* _Exercise details_
Each entry below is to be transcribed exactly.

# start of Working data

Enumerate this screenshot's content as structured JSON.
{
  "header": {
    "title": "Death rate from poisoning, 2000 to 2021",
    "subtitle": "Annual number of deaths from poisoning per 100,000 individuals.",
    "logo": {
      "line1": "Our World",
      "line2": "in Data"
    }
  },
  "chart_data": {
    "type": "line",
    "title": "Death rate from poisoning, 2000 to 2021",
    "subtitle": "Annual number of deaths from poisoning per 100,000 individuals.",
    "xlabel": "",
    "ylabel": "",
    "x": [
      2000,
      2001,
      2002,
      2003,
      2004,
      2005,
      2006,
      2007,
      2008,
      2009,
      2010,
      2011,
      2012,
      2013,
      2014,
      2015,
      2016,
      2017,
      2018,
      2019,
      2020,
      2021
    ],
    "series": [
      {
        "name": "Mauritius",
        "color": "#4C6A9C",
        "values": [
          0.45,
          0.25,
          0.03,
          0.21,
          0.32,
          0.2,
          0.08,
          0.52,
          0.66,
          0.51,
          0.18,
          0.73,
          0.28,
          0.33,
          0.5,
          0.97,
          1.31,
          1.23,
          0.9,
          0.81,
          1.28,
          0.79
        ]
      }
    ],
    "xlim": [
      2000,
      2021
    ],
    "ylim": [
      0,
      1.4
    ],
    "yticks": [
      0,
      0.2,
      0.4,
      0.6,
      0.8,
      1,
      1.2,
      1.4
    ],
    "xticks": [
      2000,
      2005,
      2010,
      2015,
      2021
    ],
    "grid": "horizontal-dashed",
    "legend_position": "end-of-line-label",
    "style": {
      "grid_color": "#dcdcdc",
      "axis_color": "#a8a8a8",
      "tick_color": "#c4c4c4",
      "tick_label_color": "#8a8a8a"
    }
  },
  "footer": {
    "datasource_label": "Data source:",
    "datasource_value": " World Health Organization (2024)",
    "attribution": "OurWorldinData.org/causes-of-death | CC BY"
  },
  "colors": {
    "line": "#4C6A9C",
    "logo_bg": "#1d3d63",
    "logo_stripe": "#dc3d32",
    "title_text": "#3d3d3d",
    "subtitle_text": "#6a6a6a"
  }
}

# end of Working data

* _Answer to this task_
Enumerate this screenshot's content as structured JSON.
{
  "header": {
    "title": "Death rate from poisoning, 2000 to 2021",
    "subtitle": "Annual number of deaths from poisoning per 100,000 individuals.",
    "logo": {
      "line1": "Our World",
      "line2": "in Data"
    }
  },
  "chart_data": {
    "type": "line",
    "title": "Death rate from poisoning, 2000 to 2021",
    "subtitle": "Annual number of deaths from poisoning per 100,000 individuals.",
    "xlabel": "",
    "ylabel": "",
    "x": [
      2000,
      2001,
      2002,
      2003,
      2004,
      2005,
      2006,
      2007,
      2008,
      2009,
      2010,
      2011,
      2012,
      2013,
      2014,
      2015,
      2016,
      2017,
      2018,
      2019,
      2020,
      2021
    ],
    "series": [
      {
        "name": "Mauritius",
        "color": "#4C6A9C",
        "values": [
          0.45,
          0.25,
          0.03,
          0.21,
          0.32,
          0.2,
          0.08,
          0.52,
          0.66,
          0.51,
          0.18,
          0.73,
          0.28,
          0.33,
          0.5,
          0.97,
          1.31,
          1.23,
          0.9,
          0.81,
          1.28,
          0.79
        ]
      }
    ],
    "xlim": [
      2000,
      2021
    ],
    "ylim": [
      0,
      1.4
    ],
    "yticks": [
      0,
      0.2,
      0.4,
      0.6,
      0.8,
      1,
      1.2,
      1.4
    ],
    "xticks": [
      2000,
      2005,
      2010,
      2015,
      2021
    ],
    "grid": "horizontal-dashed",
    "legend_position": "end-of-line-label",
    "style": {
      "grid_color": "#dcdcdc",
      "axis_color": "#a8a8a8",
      "tick_color": "#c4c4c4",
      "tick_label_color": "#8a8a8a"
    }
  },
  "footer": {
    "datasource_label": "Data source:",
    "datasource_value": " World Health Organization (2024)",
    "attribution": "OurWorldinData.org/causes-of-death | CC BY"
  },
  "colors": {
    "line": "#4C6A9C",
    "logo_bg": "#1d3d63",
    "logo_stripe": "#dc3d32",
    "title_text": "#3d3d3d",
    "subtitle_text": "#6a6a6a"
  }
}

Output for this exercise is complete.